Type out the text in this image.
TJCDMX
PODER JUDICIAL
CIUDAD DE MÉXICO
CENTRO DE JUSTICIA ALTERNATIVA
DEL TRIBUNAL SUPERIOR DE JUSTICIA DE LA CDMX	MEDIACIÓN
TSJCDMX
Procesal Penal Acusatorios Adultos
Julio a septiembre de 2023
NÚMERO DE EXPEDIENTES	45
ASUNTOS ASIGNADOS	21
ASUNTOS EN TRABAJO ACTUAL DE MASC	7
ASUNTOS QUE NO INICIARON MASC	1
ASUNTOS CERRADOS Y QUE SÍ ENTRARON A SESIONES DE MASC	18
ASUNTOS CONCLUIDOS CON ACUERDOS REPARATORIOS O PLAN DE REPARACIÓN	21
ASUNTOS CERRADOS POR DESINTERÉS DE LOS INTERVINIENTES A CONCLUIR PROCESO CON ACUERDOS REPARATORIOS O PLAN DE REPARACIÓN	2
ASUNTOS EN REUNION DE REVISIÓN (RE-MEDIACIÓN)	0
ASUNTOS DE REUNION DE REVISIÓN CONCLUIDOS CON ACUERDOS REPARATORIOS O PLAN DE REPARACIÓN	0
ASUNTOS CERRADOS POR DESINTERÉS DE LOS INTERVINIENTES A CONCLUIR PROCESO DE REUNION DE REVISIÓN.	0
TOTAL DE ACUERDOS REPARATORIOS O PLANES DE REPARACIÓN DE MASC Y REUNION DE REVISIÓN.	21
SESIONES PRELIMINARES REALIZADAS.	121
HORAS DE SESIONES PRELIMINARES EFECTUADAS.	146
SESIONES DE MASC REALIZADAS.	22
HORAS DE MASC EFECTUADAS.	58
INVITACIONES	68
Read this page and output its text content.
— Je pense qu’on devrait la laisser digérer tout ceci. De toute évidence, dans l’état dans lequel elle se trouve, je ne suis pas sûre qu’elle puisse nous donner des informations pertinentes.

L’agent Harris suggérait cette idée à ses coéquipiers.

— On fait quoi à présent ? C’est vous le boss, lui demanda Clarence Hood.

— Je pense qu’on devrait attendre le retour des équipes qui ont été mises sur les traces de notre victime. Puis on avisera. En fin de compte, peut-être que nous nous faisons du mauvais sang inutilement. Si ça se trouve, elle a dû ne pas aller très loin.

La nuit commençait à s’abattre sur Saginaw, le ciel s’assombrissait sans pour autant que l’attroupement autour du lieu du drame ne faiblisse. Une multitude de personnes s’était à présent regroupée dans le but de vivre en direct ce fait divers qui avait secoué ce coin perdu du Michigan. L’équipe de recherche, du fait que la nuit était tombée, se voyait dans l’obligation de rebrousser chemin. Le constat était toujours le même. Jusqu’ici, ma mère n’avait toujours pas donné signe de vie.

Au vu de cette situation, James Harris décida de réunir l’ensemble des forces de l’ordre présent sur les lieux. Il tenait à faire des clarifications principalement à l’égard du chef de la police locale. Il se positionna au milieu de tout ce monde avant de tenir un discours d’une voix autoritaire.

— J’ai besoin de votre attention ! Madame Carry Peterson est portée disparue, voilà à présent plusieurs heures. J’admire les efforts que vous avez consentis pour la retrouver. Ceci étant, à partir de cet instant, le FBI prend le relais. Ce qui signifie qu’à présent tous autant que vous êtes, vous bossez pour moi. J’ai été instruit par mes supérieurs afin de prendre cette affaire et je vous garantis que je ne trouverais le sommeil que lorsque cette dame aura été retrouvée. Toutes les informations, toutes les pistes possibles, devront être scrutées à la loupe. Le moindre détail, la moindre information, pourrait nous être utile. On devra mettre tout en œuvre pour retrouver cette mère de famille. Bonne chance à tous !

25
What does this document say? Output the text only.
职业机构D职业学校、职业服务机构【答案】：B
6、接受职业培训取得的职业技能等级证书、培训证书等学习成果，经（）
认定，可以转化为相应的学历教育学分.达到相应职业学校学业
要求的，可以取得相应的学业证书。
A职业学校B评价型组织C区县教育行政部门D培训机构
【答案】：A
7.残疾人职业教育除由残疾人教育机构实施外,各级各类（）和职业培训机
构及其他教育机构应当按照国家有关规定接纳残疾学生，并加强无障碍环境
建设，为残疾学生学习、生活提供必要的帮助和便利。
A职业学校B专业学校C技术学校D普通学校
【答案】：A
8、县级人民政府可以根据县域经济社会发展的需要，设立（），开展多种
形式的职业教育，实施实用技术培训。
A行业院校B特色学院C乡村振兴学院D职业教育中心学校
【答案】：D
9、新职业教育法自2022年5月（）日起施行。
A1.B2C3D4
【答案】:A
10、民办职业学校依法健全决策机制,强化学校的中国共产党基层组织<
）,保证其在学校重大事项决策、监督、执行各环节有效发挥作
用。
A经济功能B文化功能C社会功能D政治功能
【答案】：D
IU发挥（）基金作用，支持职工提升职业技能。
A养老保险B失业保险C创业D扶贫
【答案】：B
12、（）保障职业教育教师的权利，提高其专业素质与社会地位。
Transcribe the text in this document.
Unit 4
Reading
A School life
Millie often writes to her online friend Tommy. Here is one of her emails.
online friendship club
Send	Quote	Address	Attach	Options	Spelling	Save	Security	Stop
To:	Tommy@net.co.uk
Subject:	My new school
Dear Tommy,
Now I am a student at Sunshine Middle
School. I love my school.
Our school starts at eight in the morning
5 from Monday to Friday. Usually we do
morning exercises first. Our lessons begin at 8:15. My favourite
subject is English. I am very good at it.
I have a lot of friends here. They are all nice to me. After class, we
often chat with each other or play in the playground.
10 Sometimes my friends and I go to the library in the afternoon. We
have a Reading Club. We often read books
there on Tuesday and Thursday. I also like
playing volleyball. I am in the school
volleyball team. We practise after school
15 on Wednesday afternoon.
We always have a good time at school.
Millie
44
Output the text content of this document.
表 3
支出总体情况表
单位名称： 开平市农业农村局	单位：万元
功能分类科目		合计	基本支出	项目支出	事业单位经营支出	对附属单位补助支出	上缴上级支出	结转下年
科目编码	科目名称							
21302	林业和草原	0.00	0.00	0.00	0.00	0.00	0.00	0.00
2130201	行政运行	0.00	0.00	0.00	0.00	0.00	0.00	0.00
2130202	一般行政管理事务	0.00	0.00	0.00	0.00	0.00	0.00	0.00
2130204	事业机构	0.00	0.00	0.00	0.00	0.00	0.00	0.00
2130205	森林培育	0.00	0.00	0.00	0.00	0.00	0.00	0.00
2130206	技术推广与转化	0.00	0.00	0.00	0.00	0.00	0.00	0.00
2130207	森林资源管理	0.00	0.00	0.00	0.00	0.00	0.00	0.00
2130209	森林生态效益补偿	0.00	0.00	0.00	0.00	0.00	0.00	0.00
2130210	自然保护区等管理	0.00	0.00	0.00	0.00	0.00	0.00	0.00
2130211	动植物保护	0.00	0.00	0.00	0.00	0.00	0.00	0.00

**Task:** Nothing should be left out: return all of the records exactly.

**Task result:**
Type out the text in this image.
TJCDMX
PODER JUDICIAL
CIUDAD DE MÉXICO
CENTRO DE JUSTICIA ALTERNATIVA
DEL TRIBUNAL SUPERIOR DE JUSTICIA DE LA CDMX	MEDIACIÓN
TSJCDMX
Procesal Penal Acusatorios Adultos
Julio a septiembre de 2023
NÚMERO DE EXPEDIENTES	45
ASUNTOS ASIGNADOS	21
ASUNTOS EN TRABAJO ACTUAL DE MASC	7
ASUNTOS QUE NO INICIARON MASC	1
ASUNTOS CERRADOS Y QUE SÍ ENTRARON A SESIONES DE MASC	18
ASUNTOS CONCLUIDOS CON ACUERDOS REPARATORIOS O PLAN DE REPARACIÓN	21
ASUNTOS CERRADOS POR DESINTERÉS DE LOS INTERVINIENTES A CONCLUIR PROCESO CON ACUERDOS REPARATORIOS O PLAN DE REPARACIÓN	2
ASUNTOS EN REUNION DE REVISIÓN (RE-MEDIACIÓN)	0
ASUNTOS DE REUNION DE REVISIÓN CONCLUIDOS CON ACUERDOS REPARATORIOS O PLAN DE REPARACIÓN	0
ASUNTOS CERRADOS POR DESINTERÉS DE LOS INTERVINIENTES A CONCLUIR PROCESO DE REUNION DE REVISIÓN.	0
TOTAL DE ACUERDOS REPARATORIOS O PLANES DE REPARACIÓN DE MASC Y REUNION DE REVISIÓN.	21
SESIONES PRELIMINARES REALIZADAS.	121
HORAS DE SESIONES PRELIMINARES EFECTUADAS.	146
SESIONES DE MASC REALIZADAS.	22
HORAS DE MASC EFECTUADAS.	58
INVITACIONES	68
Read this page and output its text content.
— Je pense qu’on devrait la laisser digérer tout ceci. De toute évidence, dans l’état dans lequel elle se trouve, je ne suis pas sûre qu’elle puisse nous donner des informations pertinentes.

L’agent Harris suggérait cette idée à ses coéquipiers.

— On fait quoi à présent ? C’est vous le boss, lui demanda Clarence Hood.

— Je pense qu’on devrait attendre le retour des équipes qui ont été mises sur les traces de notre victime. Puis on avisera. En fin de compte, peut-être que nous nous faisons du mauvais sang inutilement. Si ça se trouve, elle a dû ne pas aller très loin.

La nuit commençait à s’abattre sur Saginaw, le ciel s’assombrissait sans pour autant que l’attroupement autour du lieu du drame ne faiblisse. Une multitude de personnes s’était à présent regroupée dans le but de vivre en direct ce fait divers qui avait secoué ce coin perdu du Michigan. L’équipe de recherche, du fait que la nuit était tombée, se voyait dans l’obligation de rebrousser chemin. Le constat était toujours le même. Jusqu’ici, ma mère n’avait toujours pas donné signe de vie.

Au vu de cette situation, James Harris décida de réunir l’ensemble des forces de l’ordre présent sur les lieux. Il tenait à faire des clarifications principalement à l’égard du chef de la police locale. Il se positionna au milieu de tout ce monde avant de tenir un discours d’une voix autoritaire.

— J’ai besoin de votre attention ! Madame Carry Peterson est portée disparue, voilà à présent plusieurs heures. J’admire les efforts que vous avez consentis pour la retrouver. Ceci étant, à partir de cet instant, le FBI prend le relais. Ce qui signifie qu’à présent tous autant que vous êtes, vous bossez pour moi. J’ai été instruit par mes supérieurs afin de prendre cette affaire et je vous garantis que je ne trouverais le sommeil que lorsque cette dame aura été retrouvée. Toutes les informations, toutes les pistes possibles, devront être scrutées à la loupe. Le moindre détail, la moindre information, pourrait nous être utile. On devra mettre tout en œuvre pour retrouver cette mère de famille. Bonne chance à tous !

25
What does this document say? Output the text only.
职业机构D职业学校、职业服务机构【答案】：B
6、接受职业培训取得的职业技能等级证书、培训证书等学习成果，经（）
认定，可以转化为相应的学历教育学分.达到相应职业学校学业
要求的，可以取得相应的学业证书。
A职业学校B评价型组织C区县教育行政部门D培训机构
【答案】：A
7.残疾人职业教育除由残疾人教育机构实施外,各级各类（）和职业培训机
构及其他教育机构应当按照国家有关规定接纳残疾学生，并加强无障碍环境
建设，为残疾学生学习、生活提供必要的帮助和便利。
A职业学校B专业学校C技术学校D普通学校
【答案】：A
8、县级人民政府可以根据县域经济社会发展的需要，设立（），开展多种
形式的职业教育，实施实用技术培训。
A行业院校B特色学院C乡村振兴学院D职业教育中心学校
【答案】：D
9、新职业教育法自2022年5月（）日起施行。
A1.B2C3D4
【答案】:A
10、民办职业学校依法健全决策机制,强化学校的中国共产党基层组织<
）,保证其在学校重大事项决策、监督、执行各环节有效发挥作
用。
A经济功能B文化功能C社会功能D政治功能
【答案】：D
IU发挥（）基金作用，支持职工提升职业技能。
A养老保险B失业保险C创业D扶贫
【答案】：B
12、（）保障职业教育教师的权利，提高其专业素质与社会地位。
Transcribe the text in this document.
Unit 4
Reading
A School life
Millie often writes to her online friend Tommy. Here is one of her emails.
online friendship club
Send	Quote	Address	Attach	Options	Spelling	Save	Security	Stop
To:	Tommy@net.co.uk
Subject:	My new school
Dear Tommy,
Now I am a student at Sunshine Middle
School. I love my school.
Our school starts at eight in the morning
5 from Monday to Friday. Usually we do
morning exercises first. Our lessons begin at 8:15. My favourite
subject is English. I am very good at it.
I have a lot of friends here. They are all nice to me. After class, we
often chat with each other or play in the playground.
10 Sometimes my friends and I go to the library in the afternoon. We
have a Reading Club. We often read books
there on Tuesday and Thursday. I also like
playing volleyball. I am in the school
volleyball team. We practise after school
15 on Wednesday afternoon.
We always have a good time at school.
Millie
44
Output the text content of this document.
表 3
支出总体情况表
单位名称： 开平市农业农村局	单位：万元
功能分类科目		合计	基本支出	项目支出	事业单位经营支出	对附属单位补助支出	上缴上级支出	结转下年
科目编码	科目名称							
21302	林业和草原	0.00	0.00	0.00	0.00	0.00	0.00	0.00
2130201	行政运行	0.00	0.00	0.00	0.00	0.00	0.00	0.00
2130202	一般行政管理事务	0.00	0.00	0.00	0.00	0.00	0.00	0.00
2130204	事业机构	0.00	0.00	0.00	0.00	0.00	0.00	0.00
2130205	森林培育	0.00	0.00	0.00	0.00	0.00	0.00	0.00
2130206	技术推广与转化	0.00	0.00	0.00	0.00	0.00	0.00	0.00
2130207	森林资源管理	0.00	0.00	0.00	0.00	0.00	0.00	0.00
2130209	森林生态效益补偿	0.00	0.00	0.00	0.00	0.00	0.00	0.00
2130210	自然保护区等管理	0.00	0.00	0.00	0.00	0.00	0.00	0.00
2130211	动植物保护	0.00	0.00	0.00	0.00	0.00	0.00	0.00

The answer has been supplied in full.